#### Page text
Nature's Sunshine dealt legal blow
Monday, May 21, 2007
http://www.heraldex
GRACE LEONG - Daily Herald Several Nature's Sunshine shareholders scored a partial victory when a federal judge on Monday denied for most part the company's efforts to dismiss a lawsuit accusing it of falsifying financial statements to its auditors and federal regulators.
In November, five shareholders sued Nature's Sunshine, its president and CEO Douglas Faggioli, former CFO Craig Huff, and Franz Cristiani, former chairman of the audit committee, in a consolidated class action suit filed in U.S. District Court in Salt Lake City.
The defendants were accused of filing misleading Sarbanes-Oxley Act certifications, Form 10-Q earnings reports and press releases with the U.S. Securities and Exchange Commission to illicit "clean" audit reports from its former auditor, KPMG LLP.
U.S. District Judge Ted Stewart, in Monday's ruling, said he found KPMG, the source of the shareholders' allegations, to be reliable, and that the allegations' "level of detail is sufficient, as is the coherence and plausibility of the facts."
The suit said KPMG's investigation found electronic evidence showing Faggioli knew of an alleged fraud in the company's international operations, and yet signed two letters to KPMG in March and August of 2005 stating the contrary. He was also accused of approving a payment in violation of the Foreign Corrupt Practices Act.
"The court finds that plaintiffs have set forth factual allegations which support that Nature's Sunshine took steps to cover-up a misdeed, failed to take remedial actions required by KPMG, and that suspicious insider trades took place," Stewart wrote.
Faggioli was accused by the class shareholders of reaping $2.15 million when he sold more than 108,454 shares of stock in what the suit called "suspiciously timed" deals.
"As to Faggioli's stock trades, the court finds that plaintiff has pleaded sufficient facts, which, if true, support that Faggioli's trades were at times and in quantities that were suspicious in light of his total stock holdings, that the trades were not normal and routine, and that profits reaped were substantial in relation to compensation level," Stewart wrote.
Steven Anreder, Nature's Sunshine's spokesman, declined to comment on Monday's ruling. He said the company "disagreed with the allegations in the complaint and expects to successfully defend them on the merits."
This story appeared in The Daily Herald on page A1.

#### Apply what you read
A. Name every person mentioned in the news story about the Nature's Sunshine lawsuit.
B. Using the news story about the Nature's Sunshine lawsuit, decide whether each statement agrees with it, and quote the words that settle each one: (i) the shareholders' suit was filed in U.S. District Court in Salt Lake City; (ii) the judge granted the company's request to dismiss the lawsuit in full; (iii) Faggioli sold fewer than 100,000 shares.
The lines that follow have no connection to the news story.

#### Information given
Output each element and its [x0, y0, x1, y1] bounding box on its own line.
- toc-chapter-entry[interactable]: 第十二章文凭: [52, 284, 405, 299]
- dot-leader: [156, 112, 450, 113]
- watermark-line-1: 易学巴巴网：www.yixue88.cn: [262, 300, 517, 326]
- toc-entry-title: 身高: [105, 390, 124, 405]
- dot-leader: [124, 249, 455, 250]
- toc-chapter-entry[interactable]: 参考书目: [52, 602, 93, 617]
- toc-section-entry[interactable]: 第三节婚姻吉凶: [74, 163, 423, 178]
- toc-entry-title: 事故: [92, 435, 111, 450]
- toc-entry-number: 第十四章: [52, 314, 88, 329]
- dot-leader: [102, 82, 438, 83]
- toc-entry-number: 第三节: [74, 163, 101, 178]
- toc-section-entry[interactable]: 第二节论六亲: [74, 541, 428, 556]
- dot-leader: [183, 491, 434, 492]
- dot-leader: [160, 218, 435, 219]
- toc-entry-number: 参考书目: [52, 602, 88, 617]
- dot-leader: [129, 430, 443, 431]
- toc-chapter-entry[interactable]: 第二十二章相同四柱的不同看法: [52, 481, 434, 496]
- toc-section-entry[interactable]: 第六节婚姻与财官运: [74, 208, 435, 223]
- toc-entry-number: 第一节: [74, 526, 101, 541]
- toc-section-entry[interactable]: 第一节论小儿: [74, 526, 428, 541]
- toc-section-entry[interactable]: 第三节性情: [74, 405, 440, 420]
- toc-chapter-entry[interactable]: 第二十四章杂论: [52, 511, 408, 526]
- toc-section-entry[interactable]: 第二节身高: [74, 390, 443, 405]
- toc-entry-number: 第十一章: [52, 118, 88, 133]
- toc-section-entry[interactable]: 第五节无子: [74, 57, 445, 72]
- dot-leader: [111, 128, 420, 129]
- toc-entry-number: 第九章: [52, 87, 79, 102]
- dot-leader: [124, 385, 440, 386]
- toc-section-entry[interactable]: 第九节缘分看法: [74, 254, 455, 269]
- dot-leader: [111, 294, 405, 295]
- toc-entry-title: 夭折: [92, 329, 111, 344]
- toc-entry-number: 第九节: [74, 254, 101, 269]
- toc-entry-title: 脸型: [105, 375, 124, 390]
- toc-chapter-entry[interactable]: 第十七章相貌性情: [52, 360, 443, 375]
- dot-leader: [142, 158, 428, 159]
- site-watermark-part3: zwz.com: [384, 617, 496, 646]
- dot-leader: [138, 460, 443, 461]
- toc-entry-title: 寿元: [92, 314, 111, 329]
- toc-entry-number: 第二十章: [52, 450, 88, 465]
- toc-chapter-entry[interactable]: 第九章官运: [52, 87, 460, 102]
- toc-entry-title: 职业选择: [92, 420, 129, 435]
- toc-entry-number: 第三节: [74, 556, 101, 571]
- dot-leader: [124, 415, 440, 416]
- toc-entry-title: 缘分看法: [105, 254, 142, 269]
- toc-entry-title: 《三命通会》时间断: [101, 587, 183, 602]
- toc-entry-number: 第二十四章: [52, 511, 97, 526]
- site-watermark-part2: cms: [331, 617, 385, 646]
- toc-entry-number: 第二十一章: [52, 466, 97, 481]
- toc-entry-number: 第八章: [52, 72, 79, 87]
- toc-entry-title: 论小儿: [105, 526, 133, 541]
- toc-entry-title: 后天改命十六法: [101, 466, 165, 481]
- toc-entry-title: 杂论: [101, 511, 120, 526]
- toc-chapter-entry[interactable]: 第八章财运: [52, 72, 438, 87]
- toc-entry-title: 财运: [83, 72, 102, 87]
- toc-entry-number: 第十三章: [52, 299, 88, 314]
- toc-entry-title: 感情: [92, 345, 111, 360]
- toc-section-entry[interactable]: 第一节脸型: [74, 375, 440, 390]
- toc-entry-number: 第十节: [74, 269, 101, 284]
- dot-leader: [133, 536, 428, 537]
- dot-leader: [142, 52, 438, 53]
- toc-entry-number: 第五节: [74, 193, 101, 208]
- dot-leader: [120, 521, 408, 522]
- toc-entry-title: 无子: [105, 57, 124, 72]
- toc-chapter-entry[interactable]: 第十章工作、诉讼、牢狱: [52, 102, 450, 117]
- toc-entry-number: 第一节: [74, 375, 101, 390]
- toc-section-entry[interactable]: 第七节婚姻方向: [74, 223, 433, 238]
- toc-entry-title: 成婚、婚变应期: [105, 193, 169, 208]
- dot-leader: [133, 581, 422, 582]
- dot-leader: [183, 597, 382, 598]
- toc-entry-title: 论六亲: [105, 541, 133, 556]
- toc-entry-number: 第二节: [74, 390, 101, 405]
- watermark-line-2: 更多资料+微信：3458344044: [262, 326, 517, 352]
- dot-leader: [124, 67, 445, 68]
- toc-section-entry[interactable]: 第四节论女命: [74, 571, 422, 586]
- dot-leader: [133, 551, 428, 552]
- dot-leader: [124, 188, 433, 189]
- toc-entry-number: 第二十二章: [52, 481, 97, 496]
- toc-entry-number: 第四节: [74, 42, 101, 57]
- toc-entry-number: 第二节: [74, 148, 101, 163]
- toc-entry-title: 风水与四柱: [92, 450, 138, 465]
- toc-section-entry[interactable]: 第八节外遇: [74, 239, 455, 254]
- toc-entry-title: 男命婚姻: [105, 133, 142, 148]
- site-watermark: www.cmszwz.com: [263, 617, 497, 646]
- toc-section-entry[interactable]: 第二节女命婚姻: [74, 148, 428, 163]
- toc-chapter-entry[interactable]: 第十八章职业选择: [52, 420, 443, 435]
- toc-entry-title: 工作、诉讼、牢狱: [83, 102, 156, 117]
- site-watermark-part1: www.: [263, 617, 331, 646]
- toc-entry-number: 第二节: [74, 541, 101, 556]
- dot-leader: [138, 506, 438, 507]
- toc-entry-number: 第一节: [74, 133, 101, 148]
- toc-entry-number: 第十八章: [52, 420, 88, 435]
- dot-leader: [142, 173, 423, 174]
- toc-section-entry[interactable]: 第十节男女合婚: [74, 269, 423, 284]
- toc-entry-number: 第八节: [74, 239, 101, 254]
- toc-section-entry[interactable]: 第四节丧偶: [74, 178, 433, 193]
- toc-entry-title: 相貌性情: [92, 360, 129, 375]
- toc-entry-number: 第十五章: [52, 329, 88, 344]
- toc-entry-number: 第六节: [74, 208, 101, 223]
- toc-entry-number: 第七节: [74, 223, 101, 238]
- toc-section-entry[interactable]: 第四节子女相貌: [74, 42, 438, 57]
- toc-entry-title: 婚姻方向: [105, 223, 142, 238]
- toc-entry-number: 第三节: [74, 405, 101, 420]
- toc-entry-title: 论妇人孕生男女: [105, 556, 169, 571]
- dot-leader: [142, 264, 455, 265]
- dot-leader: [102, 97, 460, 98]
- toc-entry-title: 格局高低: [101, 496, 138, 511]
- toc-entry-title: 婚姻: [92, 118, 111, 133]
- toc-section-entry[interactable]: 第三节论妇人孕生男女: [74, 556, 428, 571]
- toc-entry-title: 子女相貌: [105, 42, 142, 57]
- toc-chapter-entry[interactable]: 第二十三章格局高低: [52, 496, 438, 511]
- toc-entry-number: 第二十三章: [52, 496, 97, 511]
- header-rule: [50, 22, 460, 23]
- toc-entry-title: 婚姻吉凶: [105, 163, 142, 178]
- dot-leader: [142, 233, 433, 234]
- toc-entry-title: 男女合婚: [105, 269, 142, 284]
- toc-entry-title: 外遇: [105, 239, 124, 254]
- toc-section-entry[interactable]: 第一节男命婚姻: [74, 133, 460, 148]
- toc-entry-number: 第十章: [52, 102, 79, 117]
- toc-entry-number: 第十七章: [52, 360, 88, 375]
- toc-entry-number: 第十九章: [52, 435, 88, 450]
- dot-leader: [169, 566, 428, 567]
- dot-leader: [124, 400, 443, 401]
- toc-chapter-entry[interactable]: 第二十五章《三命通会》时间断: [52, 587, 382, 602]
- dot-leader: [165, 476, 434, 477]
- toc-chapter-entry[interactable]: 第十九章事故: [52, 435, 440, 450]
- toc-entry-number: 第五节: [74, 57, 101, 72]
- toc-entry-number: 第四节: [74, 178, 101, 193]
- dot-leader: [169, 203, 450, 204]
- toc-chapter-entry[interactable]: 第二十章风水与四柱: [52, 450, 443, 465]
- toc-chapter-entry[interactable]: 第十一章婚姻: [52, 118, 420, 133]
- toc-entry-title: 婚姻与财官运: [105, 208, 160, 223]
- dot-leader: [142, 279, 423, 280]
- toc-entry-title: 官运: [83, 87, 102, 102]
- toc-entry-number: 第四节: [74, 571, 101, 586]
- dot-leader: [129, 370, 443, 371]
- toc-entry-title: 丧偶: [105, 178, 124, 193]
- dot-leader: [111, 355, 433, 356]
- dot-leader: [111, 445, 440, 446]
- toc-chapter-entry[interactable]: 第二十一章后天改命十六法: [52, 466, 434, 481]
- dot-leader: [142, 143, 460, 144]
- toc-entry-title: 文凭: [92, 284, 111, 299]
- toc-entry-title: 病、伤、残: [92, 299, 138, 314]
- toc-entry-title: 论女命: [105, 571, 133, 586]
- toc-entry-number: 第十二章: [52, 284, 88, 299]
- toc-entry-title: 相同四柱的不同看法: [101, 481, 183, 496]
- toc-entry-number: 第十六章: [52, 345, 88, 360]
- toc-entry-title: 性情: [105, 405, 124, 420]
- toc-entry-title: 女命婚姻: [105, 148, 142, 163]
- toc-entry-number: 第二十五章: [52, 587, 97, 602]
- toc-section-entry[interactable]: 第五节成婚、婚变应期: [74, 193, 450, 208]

#### Answers to each task
A. Grace Leong, Douglas Faggioli, Craig Huff, Franz Cristiani, Ted Stewart, Steven Anreder

B.
(i) Yes: "filed in U.S. District Court in Salt Lake City"
(ii) No: "denied for most part the company's efforts to dismiss a lawsuit"
(iii) No: "he sold more than 108,454 shares of stock"